Records about charts and figures:
□ □ □ □ □

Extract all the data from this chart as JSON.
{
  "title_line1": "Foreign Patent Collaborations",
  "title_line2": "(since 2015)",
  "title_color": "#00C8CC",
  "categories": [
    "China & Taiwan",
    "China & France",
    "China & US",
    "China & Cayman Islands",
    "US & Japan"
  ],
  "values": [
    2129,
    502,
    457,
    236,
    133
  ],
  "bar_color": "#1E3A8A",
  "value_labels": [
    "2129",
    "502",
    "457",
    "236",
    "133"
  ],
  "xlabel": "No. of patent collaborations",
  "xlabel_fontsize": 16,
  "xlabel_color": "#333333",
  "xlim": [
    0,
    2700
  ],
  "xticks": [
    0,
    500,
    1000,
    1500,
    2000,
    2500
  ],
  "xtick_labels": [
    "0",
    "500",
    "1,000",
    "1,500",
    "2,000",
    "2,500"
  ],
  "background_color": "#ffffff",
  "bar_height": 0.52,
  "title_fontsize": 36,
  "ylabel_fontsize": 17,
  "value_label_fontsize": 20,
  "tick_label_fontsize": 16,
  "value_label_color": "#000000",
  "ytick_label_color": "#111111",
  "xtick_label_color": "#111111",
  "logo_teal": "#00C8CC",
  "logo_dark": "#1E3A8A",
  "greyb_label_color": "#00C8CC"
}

□ □ □ □ □

### THE EXERCISE
Retype the material in full, character for character.

### EXERCISE SOLUTION
Extract all the data from this chart as JSON.
{
  "title_line1": "Foreign Patent Collaborations",
  "title_line2": "(since 2015)",
  "title_color": "#00C8CC",
  "categories": [
    "China & Taiwan",
    "China & France",
    "China & US",
    "China & Cayman Islands",
    "US & Japan"
  ],
  "values": [
    2129,
    502,
    457,
    236,
    133
  ],
  "bar_color": "#1E3A8A",
  "value_labels": [
    "2129",
    "502",
    "457",
    "236",
    "133"
  ],
  "xlabel": "No. of patent collaborations",
  "xlabel_fontsize": 16,
  "xlabel_color": "#333333",
  "xlim": [
    0,
    2700
  ],
  "xticks": [
    0,
    500,
    1000,
    1500,
    2000,
    2500
  ],
  "xtick_labels": [
    "0",
    "500",
    "1,000",
    "1,500",
    "2,000",
    "2,500"
  ],
  "background_color": "#ffffff",
  "bar_height": 0.52,
  "title_fontsize": 36,
  "ylabel_fontsize": 17,
  "value_label_fontsize": 20,
  "tick_label_fontsize": 16,
  "value_label_color": "#000000",
  "ytick_label_color": "#111111",
  "xtick_label_color": "#111111",
  "logo_teal": "#00C8CC",
  "logo_dark": "#1E3A8A",
  "greyb_label_color": "#00C8CC"
}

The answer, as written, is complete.